*REQUIREMENT*: Copy out each line containing "Kevin" from the entries below.

[Begin PROVIDED ENTRIES]

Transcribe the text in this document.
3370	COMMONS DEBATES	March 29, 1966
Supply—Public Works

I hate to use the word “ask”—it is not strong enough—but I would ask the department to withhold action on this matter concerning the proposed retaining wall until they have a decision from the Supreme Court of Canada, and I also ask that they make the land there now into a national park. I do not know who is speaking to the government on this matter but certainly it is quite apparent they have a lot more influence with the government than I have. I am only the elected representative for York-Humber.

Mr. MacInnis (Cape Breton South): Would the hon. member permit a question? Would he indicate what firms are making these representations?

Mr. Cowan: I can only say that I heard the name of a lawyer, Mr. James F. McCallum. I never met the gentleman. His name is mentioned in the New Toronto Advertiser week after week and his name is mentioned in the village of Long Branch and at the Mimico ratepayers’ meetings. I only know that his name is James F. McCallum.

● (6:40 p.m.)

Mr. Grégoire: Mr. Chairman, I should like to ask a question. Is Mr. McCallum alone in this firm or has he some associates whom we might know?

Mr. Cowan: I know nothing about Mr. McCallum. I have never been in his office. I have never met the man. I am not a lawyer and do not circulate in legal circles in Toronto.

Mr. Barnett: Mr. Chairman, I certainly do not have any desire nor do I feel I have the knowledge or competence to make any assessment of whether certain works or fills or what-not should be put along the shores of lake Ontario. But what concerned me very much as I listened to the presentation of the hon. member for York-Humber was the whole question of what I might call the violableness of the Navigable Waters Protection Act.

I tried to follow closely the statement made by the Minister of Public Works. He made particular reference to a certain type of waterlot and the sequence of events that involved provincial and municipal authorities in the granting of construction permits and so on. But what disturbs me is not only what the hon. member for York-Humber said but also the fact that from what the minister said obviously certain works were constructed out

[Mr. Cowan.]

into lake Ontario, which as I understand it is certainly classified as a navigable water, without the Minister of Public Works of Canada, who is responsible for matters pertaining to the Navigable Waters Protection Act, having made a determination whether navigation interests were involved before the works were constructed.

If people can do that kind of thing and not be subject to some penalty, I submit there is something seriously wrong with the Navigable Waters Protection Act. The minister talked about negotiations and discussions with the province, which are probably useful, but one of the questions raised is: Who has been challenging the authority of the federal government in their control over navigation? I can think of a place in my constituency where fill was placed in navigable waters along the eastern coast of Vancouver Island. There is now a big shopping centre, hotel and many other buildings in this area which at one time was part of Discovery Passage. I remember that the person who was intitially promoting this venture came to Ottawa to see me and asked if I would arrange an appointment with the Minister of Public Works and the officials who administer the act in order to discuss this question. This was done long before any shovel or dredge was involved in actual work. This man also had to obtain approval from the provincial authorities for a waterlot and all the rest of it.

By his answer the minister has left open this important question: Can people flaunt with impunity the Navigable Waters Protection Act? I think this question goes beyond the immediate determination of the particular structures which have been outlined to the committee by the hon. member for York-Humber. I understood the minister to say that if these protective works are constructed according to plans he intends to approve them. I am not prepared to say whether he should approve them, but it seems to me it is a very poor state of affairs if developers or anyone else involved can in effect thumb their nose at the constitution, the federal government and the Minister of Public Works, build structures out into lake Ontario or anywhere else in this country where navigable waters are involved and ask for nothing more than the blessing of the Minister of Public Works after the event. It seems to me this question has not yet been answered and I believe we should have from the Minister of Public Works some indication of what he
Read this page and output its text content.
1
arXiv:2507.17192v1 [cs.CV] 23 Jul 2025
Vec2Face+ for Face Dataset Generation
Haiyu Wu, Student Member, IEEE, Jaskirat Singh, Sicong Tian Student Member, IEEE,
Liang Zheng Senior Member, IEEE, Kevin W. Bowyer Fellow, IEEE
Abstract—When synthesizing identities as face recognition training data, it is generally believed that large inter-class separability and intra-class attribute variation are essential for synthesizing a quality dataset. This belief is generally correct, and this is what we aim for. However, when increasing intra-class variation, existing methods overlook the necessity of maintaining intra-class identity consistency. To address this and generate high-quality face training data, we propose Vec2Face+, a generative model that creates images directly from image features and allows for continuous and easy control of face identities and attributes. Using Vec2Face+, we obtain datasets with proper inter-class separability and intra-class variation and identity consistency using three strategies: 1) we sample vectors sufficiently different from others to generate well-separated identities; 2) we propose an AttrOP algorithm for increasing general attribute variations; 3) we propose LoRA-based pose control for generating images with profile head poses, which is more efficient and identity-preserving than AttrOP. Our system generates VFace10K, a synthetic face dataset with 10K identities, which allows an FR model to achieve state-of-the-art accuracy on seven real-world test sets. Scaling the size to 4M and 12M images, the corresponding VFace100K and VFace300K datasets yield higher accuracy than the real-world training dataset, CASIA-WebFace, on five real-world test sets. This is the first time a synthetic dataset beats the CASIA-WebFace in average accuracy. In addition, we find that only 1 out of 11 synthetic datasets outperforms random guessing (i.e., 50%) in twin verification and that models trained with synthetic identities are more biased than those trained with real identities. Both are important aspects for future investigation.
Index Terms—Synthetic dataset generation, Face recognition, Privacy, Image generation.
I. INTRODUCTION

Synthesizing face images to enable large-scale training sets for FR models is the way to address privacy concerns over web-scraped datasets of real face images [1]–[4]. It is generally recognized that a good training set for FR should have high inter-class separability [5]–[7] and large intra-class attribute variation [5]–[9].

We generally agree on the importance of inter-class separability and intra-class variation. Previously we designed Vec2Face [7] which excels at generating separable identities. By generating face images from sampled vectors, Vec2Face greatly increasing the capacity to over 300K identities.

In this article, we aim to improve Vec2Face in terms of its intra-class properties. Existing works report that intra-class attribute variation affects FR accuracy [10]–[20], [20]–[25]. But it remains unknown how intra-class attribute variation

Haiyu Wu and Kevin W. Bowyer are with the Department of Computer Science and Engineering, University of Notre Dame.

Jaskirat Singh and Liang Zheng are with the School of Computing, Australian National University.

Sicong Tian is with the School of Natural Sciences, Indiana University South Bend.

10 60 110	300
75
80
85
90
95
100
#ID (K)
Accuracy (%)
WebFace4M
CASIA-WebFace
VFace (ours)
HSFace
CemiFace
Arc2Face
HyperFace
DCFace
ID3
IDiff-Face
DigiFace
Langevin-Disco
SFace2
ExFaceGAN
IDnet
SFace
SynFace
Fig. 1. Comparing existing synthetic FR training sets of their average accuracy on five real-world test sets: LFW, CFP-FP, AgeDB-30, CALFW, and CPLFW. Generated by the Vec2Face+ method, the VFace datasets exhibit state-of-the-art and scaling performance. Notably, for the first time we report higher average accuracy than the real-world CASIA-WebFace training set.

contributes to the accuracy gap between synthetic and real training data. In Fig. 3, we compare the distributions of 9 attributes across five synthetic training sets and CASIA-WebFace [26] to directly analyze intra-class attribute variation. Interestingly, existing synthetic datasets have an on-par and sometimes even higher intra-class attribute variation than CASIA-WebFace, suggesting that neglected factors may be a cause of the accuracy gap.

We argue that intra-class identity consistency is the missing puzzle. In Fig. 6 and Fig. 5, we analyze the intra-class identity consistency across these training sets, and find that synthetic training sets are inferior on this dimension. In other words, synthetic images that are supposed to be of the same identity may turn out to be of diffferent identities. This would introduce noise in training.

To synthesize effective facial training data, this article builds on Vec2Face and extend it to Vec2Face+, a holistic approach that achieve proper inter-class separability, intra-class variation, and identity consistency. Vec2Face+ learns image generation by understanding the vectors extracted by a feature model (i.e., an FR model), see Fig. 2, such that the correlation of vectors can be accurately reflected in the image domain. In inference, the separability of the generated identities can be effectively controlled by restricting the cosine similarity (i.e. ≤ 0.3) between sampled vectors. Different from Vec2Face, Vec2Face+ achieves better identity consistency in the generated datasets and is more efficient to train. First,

[End PROVIDED ENTRIES]

*PROBLEM SOLUTION*:
Liang Zheng Senior Member, IEEE, Kevin W. Bowyer Fellow, IEEE
Haiyu Wu and Kevin W. Bowyer are with the Department of Computer Science and Engineering, University of Notre Dame.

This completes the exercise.